» **Given request**
Copy the lines of the listing verbatim, starting with the line that contains "- o-mark: O: [567, 399, 576, 413]" and ending with the line that contains "- o-mark: O: [511, 315, 520, 329]", both lines included.

» **Stored records**
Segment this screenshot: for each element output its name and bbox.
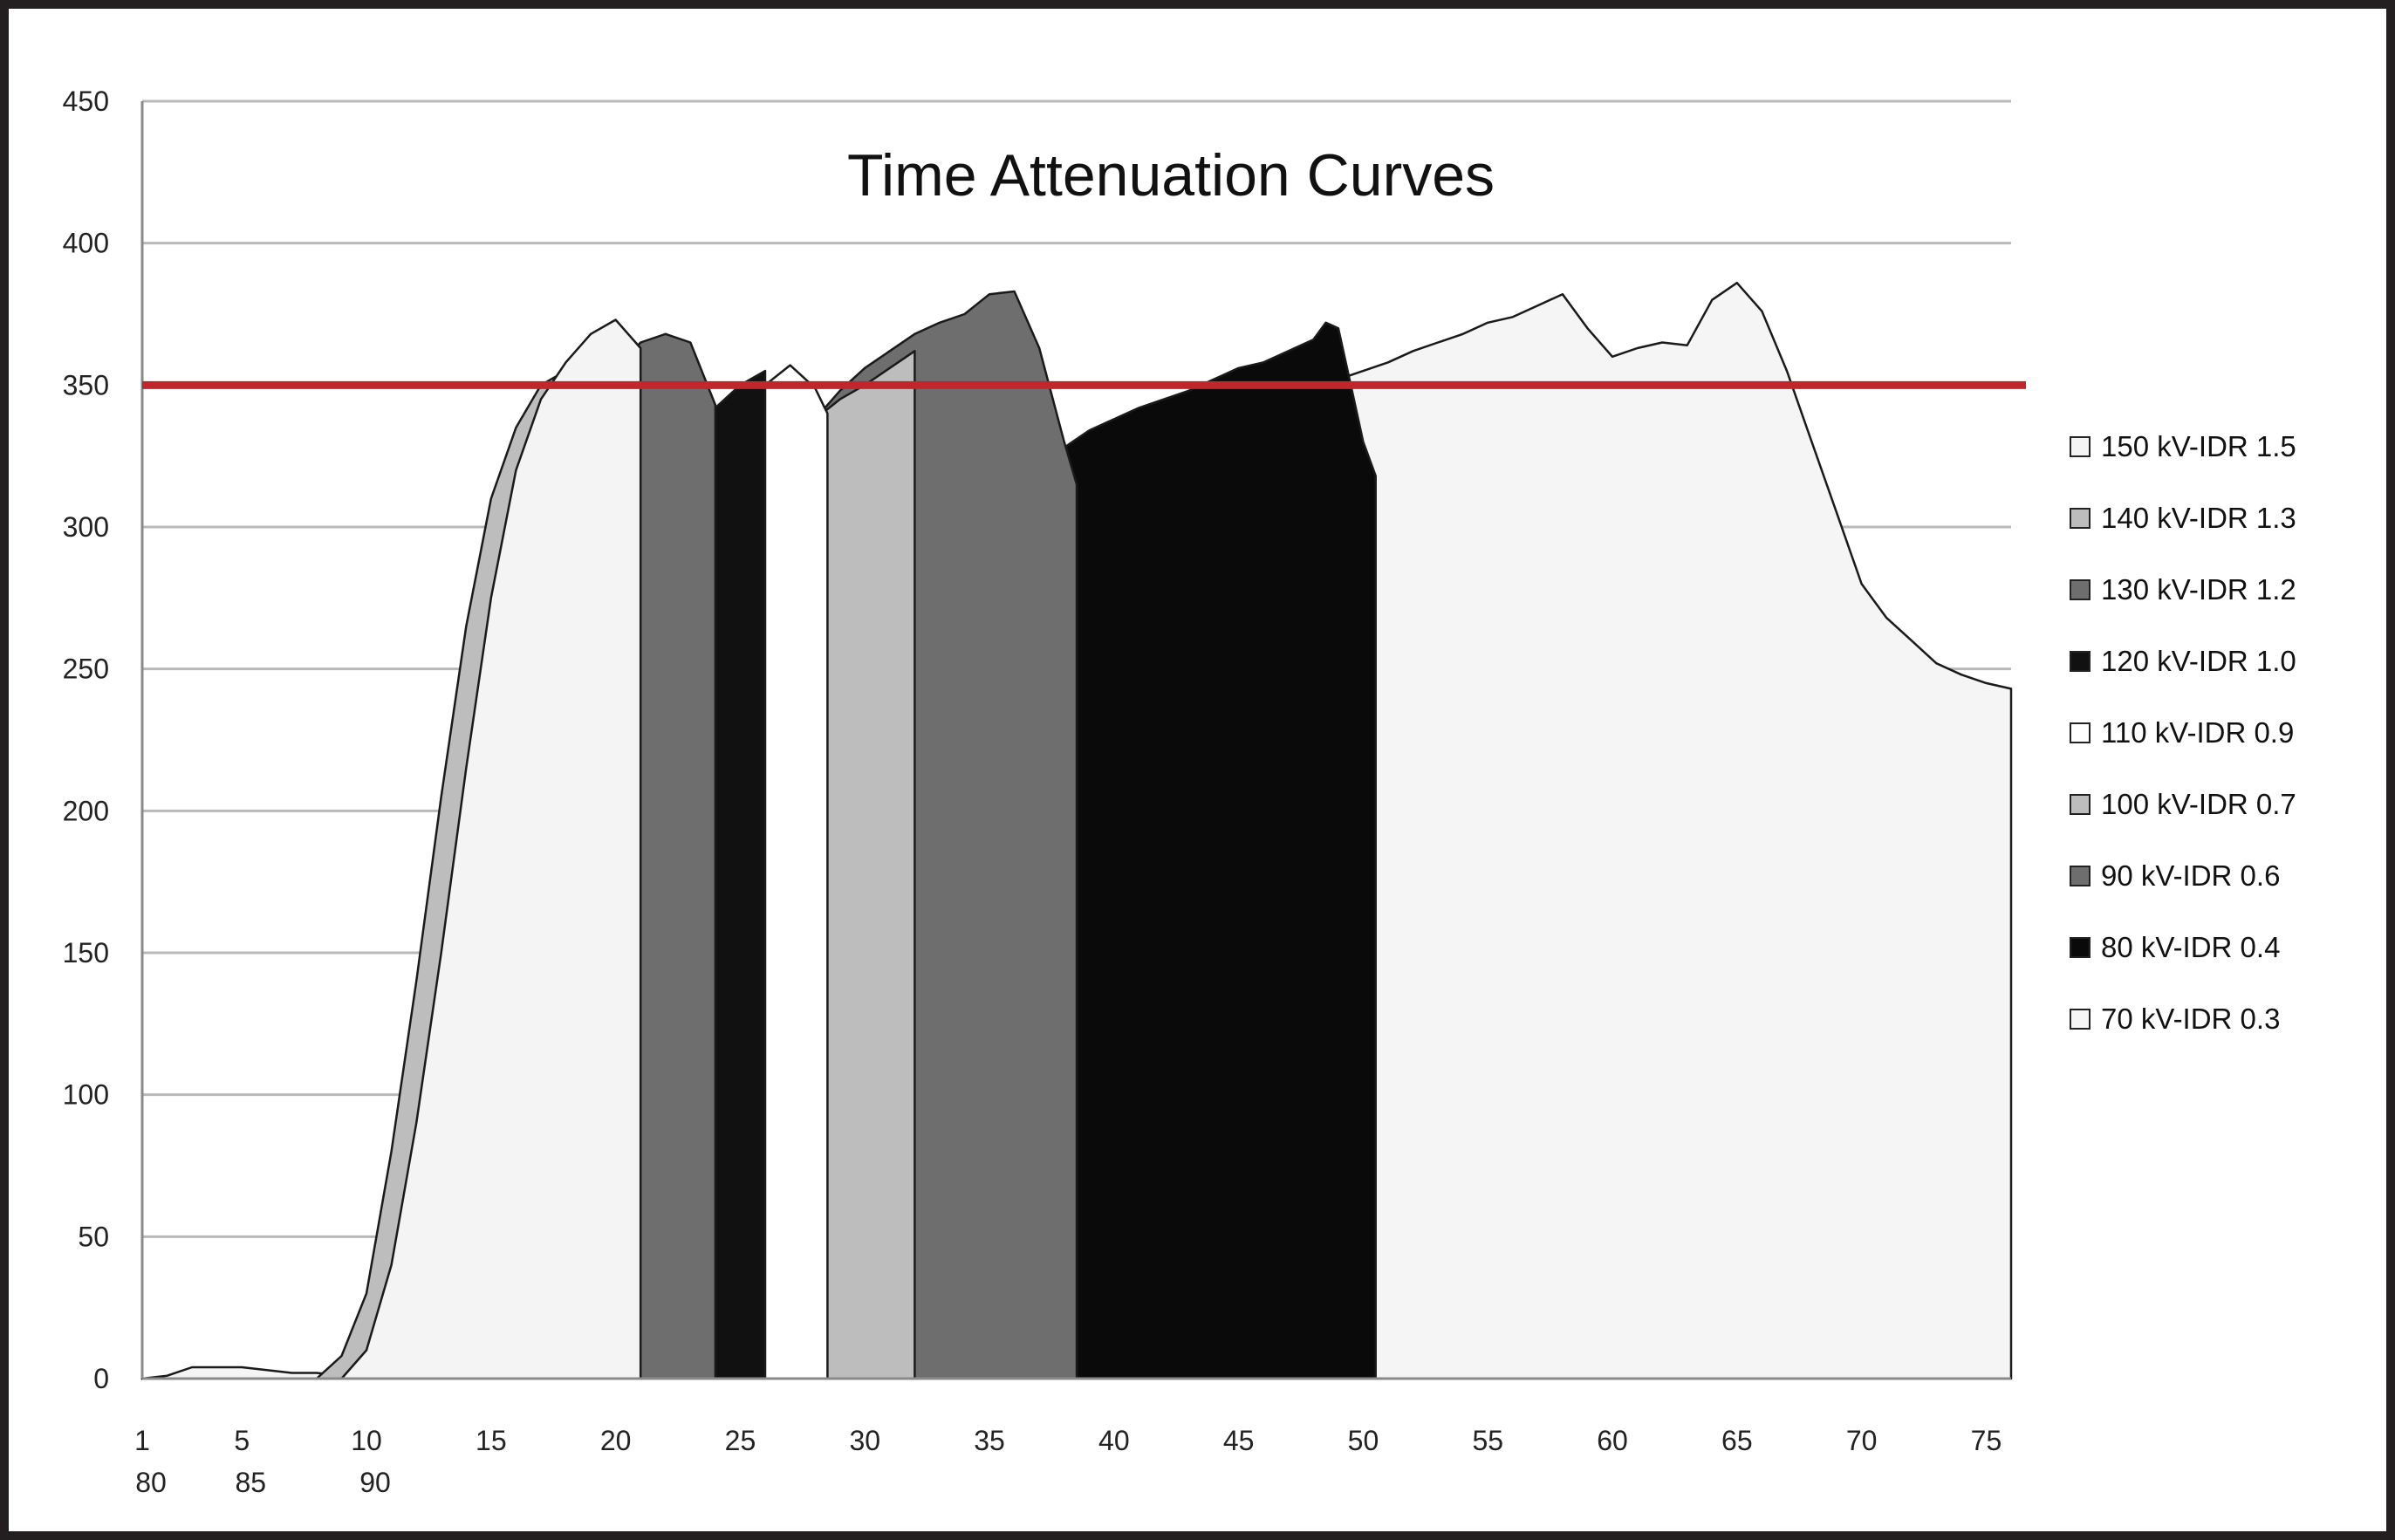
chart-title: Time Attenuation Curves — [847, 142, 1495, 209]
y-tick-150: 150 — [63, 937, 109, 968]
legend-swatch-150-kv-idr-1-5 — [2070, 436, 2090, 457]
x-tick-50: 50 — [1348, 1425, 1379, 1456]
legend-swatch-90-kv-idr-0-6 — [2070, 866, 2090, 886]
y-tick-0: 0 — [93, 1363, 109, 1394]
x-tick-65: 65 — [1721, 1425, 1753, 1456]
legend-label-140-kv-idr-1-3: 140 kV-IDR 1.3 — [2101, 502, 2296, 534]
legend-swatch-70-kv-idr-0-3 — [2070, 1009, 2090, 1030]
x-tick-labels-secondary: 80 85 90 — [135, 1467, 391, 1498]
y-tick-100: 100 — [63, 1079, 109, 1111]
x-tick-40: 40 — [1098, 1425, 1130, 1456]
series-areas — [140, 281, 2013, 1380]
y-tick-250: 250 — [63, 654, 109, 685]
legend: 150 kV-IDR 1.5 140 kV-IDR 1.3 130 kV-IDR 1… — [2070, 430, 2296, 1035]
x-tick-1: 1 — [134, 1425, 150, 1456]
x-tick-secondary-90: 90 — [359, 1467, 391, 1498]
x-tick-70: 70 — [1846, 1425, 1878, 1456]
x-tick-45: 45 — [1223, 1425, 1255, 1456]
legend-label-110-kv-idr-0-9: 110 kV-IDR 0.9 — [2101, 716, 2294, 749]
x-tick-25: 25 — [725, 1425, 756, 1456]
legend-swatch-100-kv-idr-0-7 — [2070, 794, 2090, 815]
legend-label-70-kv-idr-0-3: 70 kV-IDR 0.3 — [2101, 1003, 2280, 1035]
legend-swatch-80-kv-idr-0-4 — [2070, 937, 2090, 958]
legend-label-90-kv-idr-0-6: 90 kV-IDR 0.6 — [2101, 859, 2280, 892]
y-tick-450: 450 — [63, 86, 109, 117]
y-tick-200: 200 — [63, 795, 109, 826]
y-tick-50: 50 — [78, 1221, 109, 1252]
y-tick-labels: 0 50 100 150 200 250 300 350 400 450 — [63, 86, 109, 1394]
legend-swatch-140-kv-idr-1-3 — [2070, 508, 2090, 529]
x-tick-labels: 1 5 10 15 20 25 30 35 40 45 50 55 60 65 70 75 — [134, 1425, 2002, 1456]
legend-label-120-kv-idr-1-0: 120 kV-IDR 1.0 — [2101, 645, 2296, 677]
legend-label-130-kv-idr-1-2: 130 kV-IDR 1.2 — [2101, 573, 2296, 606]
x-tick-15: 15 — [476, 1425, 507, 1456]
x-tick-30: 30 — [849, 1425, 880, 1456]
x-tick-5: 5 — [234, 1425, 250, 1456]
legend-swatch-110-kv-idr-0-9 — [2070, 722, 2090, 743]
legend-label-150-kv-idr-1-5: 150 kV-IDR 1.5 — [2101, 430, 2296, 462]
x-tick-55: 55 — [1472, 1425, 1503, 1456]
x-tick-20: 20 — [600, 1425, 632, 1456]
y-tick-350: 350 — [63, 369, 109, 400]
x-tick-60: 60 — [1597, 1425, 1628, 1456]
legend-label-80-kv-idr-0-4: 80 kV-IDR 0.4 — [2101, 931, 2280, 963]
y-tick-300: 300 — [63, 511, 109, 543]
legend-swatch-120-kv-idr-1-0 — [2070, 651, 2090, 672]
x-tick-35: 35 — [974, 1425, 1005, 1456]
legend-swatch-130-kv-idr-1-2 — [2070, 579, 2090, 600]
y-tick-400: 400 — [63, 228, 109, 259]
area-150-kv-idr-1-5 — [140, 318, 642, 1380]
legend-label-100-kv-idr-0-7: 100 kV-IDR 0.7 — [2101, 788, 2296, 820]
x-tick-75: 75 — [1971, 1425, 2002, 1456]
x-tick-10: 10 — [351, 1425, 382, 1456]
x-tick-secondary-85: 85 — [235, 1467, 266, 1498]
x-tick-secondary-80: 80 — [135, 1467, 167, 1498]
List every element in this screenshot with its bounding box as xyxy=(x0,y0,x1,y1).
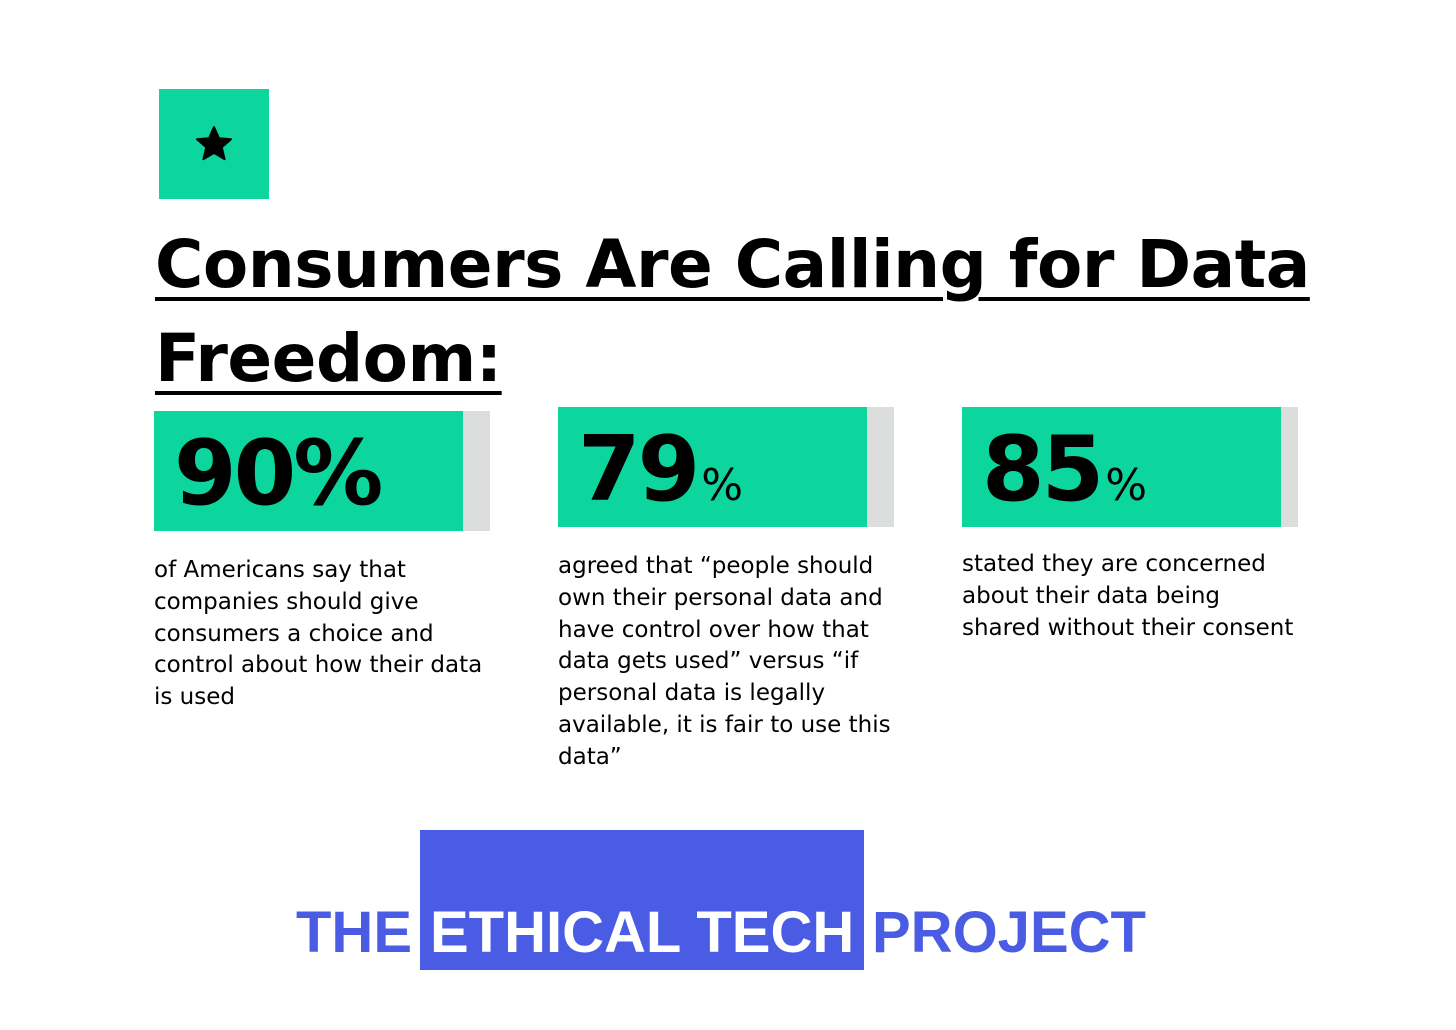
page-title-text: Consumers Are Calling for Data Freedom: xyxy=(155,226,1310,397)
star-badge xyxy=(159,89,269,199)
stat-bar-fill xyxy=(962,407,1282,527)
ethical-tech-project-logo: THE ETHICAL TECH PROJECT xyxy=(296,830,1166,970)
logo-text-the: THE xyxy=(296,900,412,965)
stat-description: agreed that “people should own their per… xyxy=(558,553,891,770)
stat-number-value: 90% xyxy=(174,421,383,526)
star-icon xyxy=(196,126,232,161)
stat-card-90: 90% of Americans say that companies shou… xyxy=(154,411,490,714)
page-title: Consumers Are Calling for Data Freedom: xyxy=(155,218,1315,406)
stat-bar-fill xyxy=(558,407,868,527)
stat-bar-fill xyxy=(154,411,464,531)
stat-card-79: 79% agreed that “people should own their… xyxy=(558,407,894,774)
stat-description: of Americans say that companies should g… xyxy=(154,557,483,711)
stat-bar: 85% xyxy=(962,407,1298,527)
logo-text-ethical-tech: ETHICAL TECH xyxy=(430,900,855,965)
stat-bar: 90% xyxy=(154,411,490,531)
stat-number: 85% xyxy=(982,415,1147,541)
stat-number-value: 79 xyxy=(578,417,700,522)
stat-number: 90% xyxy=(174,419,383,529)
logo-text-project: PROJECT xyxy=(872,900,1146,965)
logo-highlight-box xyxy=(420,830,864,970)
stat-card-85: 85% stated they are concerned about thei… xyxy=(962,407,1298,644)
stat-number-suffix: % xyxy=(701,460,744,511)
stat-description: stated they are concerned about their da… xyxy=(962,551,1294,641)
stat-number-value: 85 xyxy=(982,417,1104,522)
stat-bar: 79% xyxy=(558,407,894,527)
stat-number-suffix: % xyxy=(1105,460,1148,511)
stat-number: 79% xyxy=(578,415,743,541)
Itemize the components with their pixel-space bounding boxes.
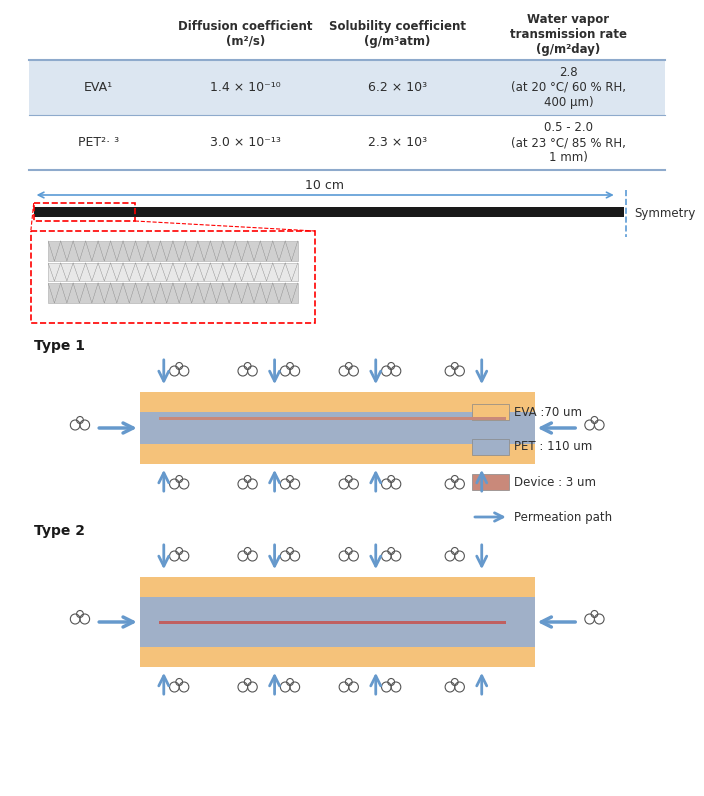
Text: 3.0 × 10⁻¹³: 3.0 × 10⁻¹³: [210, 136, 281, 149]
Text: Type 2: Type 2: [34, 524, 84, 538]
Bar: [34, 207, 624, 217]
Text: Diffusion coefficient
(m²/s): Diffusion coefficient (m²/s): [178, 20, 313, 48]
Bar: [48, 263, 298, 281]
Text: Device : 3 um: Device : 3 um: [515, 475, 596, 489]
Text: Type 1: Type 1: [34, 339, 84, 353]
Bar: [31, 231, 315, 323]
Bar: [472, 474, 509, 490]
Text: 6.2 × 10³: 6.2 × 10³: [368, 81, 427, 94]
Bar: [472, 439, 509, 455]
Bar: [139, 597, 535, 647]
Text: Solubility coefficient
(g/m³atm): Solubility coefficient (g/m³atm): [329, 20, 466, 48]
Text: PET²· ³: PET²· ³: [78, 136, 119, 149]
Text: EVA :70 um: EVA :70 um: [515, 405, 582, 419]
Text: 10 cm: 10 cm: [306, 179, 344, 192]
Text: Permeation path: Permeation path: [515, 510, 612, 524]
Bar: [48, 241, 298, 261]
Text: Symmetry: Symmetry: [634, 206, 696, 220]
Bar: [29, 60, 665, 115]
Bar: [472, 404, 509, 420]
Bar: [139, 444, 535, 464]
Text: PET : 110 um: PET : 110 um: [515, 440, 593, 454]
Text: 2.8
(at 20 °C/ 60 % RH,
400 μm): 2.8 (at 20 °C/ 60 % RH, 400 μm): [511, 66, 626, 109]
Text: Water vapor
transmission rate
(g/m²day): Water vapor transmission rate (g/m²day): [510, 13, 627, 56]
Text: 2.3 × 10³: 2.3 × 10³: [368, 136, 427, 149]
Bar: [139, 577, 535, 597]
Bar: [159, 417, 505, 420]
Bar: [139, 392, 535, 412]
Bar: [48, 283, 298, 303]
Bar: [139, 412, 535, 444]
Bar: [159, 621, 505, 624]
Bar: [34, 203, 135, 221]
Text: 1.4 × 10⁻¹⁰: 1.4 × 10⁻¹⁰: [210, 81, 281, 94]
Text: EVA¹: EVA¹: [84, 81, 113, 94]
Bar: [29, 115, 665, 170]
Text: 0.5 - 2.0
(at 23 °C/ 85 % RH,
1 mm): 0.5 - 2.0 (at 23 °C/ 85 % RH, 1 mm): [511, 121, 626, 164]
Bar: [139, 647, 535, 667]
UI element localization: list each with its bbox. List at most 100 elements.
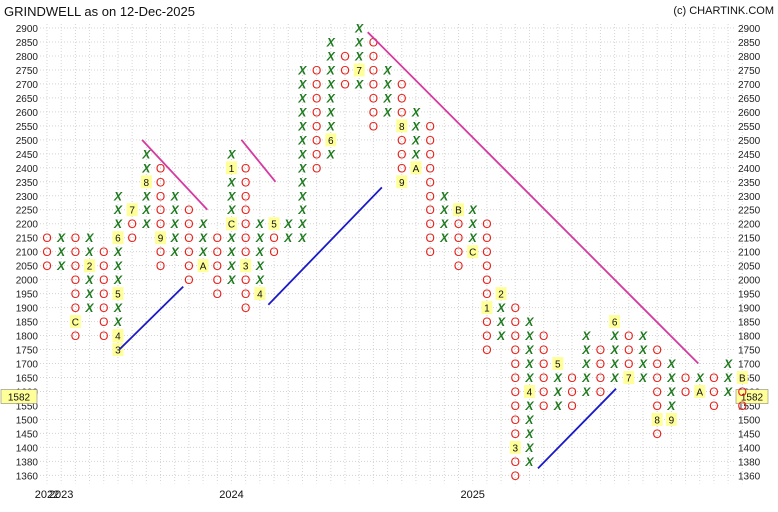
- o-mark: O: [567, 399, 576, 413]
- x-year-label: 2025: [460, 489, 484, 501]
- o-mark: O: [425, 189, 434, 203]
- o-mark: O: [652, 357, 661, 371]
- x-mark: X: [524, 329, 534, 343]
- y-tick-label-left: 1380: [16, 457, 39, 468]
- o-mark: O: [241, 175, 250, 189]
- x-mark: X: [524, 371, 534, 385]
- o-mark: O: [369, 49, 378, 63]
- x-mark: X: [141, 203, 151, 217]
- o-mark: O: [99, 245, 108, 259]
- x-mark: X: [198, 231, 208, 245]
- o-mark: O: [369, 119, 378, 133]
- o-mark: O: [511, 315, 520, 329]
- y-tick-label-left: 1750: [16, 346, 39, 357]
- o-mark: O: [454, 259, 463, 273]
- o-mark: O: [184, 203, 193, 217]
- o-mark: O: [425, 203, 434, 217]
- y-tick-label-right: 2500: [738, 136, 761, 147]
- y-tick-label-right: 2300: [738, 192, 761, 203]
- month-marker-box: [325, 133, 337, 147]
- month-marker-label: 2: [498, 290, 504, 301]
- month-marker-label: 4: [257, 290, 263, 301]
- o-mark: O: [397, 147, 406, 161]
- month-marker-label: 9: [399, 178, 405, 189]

» **Exercise output**
- o-mark: O: [567, 399, 576, 413]
- x-year-label: 2025: [460, 489, 484, 501]
- o-mark: O: [425, 189, 434, 203]
- o-mark: O: [652, 357, 661, 371]
- x-mark: X: [524, 329, 534, 343]
- y-tick-label-left: 1380: [16, 457, 39, 468]
- o-mark: O: [241, 175, 250, 189]
- x-mark: X: [524, 371, 534, 385]
- o-mark: O: [369, 49, 378, 63]
- x-mark: X: [141, 203, 151, 217]
- o-mark: O: [99, 245, 108, 259]
- x-mark: X: [198, 231, 208, 245]
- o-mark: O: [369, 119, 378, 133]
- o-mark: O: [511, 315, 520, 329]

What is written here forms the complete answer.